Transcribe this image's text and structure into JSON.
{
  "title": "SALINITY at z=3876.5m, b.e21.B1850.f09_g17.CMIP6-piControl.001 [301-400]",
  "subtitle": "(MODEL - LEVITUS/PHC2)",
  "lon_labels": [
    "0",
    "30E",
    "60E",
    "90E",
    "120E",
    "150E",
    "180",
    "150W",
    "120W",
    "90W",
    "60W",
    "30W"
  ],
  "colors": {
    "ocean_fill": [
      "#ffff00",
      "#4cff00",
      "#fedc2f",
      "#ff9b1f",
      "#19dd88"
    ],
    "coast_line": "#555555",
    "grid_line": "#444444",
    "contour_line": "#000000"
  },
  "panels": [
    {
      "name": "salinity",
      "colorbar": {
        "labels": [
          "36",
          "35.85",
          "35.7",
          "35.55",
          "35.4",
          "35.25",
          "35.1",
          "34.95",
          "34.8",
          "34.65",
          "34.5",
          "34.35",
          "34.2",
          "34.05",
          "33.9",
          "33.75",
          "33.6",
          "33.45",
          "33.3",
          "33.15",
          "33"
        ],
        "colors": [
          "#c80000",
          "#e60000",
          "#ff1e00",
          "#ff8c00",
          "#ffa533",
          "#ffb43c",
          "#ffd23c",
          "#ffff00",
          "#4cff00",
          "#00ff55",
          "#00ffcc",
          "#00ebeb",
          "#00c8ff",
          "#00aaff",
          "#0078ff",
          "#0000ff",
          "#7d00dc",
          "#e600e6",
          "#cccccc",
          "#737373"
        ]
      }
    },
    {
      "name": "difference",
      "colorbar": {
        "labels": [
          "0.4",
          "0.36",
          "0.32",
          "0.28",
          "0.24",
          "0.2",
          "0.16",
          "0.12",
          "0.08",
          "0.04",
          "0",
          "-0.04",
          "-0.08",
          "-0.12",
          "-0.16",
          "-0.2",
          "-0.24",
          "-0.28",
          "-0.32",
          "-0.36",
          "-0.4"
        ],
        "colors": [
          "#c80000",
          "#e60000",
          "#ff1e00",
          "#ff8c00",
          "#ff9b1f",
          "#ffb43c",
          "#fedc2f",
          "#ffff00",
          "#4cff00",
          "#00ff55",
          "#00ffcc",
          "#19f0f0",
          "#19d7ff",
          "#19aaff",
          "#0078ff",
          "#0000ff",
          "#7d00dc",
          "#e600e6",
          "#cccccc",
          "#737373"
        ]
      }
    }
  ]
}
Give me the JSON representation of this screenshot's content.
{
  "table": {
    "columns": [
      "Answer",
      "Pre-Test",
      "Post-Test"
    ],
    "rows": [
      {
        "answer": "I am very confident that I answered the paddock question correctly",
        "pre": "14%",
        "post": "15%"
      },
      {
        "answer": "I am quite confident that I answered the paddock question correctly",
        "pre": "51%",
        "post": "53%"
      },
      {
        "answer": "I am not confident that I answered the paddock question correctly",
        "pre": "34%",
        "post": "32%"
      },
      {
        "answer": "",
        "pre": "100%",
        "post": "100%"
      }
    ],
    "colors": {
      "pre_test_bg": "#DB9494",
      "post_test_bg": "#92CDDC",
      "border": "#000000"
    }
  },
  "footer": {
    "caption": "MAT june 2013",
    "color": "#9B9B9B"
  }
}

----------

## WHAT NEEDS TO BE DONE
Search the listing for the string "this". Copy each line where it turns up.

## RESULT
Transcribe this image's text and structure into JSON.
Give me the JSON representation of this screenshot's content.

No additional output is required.